[Records contained in a dataset]
◇ ◇ ◇ ◇

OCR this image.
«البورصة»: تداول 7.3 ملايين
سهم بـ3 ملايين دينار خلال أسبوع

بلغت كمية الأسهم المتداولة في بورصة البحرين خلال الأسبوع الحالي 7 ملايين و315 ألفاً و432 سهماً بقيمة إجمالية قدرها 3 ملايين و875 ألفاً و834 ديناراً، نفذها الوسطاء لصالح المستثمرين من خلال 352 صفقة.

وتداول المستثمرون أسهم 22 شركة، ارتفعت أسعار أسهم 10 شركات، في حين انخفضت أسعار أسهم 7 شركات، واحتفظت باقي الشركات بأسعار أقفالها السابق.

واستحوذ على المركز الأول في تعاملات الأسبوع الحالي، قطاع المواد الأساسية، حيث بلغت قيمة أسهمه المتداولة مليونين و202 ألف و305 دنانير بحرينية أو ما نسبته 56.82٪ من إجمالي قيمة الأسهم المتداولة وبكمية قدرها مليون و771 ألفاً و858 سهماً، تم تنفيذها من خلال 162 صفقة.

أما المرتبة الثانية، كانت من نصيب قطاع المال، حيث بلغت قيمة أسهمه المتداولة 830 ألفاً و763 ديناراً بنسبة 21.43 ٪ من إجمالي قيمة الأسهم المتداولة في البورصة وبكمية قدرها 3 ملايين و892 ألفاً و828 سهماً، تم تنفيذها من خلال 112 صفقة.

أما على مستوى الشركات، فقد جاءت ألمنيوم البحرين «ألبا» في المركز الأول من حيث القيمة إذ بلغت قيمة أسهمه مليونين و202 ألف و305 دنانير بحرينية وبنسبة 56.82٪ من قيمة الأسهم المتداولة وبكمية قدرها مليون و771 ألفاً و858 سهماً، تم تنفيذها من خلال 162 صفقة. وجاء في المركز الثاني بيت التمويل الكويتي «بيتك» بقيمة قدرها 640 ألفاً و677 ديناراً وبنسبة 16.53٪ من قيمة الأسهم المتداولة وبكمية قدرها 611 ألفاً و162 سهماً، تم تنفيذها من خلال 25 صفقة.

◇ ◇ ◇ ◇

Repeat the material word for word, in full.

OCR this image.
«البورصة»: تداول 7.3 ملايين
سهم بـ3 ملايين دينار خلال أسبوع

بلغت كمية الأسهم المتداولة في بورصة البحرين خلال الأسبوع الحالي 7 ملايين و315 ألفاً و432 سهماً بقيمة إجمالية قدرها 3 ملايين و875 ألفاً و834 ديناراً، نفذها الوسطاء لصالح المستثمرين من خلال 352 صفقة.

وتداول المستثمرون أسهم 22 شركة، ارتفعت أسعار أسهم 10 شركات، في حين انخفضت أسعار أسهم 7 شركات، واحتفظت باقي الشركات بأسعار أقفالها السابق.

واستحوذ على المركز الأول في تعاملات الأسبوع الحالي، قطاع المواد الأساسية، حيث بلغت قيمة أسهمه المتداولة مليونين و202 ألف و305 دنانير بحرينية أو ما نسبته 56.82٪ من إجمالي قيمة الأسهم المتداولة وبكمية قدرها مليون و771 ألفاً و858 سهماً، تم تنفيذها من خلال 162 صفقة.

أما المرتبة الثانية، كانت من نصيب قطاع المال، حيث بلغت قيمة أسهمه المتداولة 830 ألفاً و763 ديناراً بنسبة 21.43 ٪ من إجمالي قيمة الأسهم المتداولة في البورصة وبكمية قدرها 3 ملايين و892 ألفاً و828 سهماً، تم تنفيذها من خلال 112 صفقة.

أما على مستوى الشركات، فقد جاءت ألمنيوم البحرين «ألبا» في المركز الأول من حيث القيمة إذ بلغت قيمة أسهمه مليونين و202 ألف و305 دنانير بحرينية وبنسبة 56.82٪ من قيمة الأسهم المتداولة وبكمية قدرها مليون و771 ألفاً و858 سهماً، تم تنفيذها من خلال 162 صفقة. وجاء في المركز الثاني بيت التمويل الكويتي «بيتك» بقيمة قدرها 640 ألفاً و677 ديناراً وبنسبة 16.53٪ من قيمة الأسهم المتداولة وبكمية قدرها 611 ألفاً و162 سهماً، تم تنفيذها من خلال 25 صفقة.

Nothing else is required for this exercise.